▶ Work required
Count how many lines below include the string "into", and give that number without anything else.

****************

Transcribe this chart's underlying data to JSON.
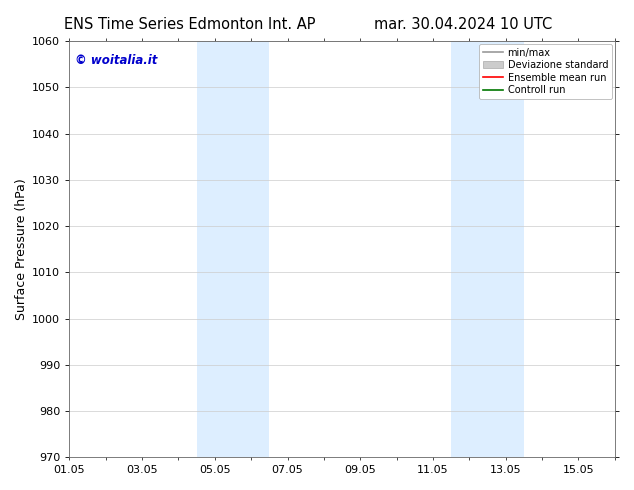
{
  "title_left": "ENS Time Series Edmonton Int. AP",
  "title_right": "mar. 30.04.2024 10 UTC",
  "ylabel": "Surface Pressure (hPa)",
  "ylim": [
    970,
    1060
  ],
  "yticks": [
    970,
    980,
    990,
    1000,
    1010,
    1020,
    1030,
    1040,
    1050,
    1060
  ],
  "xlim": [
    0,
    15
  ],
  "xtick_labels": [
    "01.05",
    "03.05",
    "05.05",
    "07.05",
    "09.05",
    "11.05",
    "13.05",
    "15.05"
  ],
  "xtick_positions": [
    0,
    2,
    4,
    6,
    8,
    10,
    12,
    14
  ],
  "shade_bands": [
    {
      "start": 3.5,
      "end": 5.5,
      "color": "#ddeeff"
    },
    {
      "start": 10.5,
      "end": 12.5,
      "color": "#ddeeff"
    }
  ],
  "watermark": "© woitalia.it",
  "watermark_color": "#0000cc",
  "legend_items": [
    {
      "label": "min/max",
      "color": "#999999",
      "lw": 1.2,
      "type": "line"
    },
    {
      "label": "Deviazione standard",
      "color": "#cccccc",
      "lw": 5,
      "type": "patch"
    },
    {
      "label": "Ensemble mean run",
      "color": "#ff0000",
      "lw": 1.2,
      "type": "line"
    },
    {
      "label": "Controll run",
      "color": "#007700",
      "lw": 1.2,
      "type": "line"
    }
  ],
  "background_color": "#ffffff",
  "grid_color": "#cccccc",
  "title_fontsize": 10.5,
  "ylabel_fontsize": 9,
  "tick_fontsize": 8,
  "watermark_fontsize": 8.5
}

****************

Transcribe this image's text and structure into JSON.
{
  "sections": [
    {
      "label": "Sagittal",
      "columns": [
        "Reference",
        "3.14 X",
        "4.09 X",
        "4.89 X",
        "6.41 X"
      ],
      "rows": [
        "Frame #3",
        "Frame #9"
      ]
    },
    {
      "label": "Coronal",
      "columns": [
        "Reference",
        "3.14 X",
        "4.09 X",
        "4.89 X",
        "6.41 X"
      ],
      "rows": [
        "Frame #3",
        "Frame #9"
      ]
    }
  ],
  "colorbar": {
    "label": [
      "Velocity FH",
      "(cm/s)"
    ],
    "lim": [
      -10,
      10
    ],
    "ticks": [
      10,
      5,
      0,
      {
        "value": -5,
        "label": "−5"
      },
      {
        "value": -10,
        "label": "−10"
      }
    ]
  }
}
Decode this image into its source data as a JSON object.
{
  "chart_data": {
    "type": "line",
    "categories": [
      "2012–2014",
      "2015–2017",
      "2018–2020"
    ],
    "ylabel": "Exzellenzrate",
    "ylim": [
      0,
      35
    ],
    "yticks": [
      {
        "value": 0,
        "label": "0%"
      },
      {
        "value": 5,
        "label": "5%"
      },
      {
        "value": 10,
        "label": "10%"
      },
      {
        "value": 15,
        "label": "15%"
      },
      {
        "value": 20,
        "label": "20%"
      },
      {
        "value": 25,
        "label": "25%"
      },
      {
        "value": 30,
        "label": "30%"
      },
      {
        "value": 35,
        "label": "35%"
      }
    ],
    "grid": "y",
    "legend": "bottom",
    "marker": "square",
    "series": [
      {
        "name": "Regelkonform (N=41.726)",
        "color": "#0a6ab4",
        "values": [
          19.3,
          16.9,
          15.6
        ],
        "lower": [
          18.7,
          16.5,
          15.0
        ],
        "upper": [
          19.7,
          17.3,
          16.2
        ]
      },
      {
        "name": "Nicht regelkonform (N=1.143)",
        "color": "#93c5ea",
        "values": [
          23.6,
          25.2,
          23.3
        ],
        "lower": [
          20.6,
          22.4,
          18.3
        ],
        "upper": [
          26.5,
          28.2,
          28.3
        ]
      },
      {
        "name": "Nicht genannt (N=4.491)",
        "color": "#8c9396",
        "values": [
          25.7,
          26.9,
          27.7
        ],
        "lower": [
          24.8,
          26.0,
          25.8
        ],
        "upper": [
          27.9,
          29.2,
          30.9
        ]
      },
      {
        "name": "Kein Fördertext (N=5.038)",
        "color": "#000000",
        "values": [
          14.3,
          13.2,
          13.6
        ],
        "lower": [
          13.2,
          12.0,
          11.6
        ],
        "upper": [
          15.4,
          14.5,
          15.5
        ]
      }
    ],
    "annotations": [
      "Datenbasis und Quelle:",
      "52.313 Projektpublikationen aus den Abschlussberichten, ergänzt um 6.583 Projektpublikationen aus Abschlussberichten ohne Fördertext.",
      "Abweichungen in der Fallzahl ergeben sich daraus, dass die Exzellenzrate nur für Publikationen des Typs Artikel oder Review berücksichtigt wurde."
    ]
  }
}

****************

▶ Exercise solution
2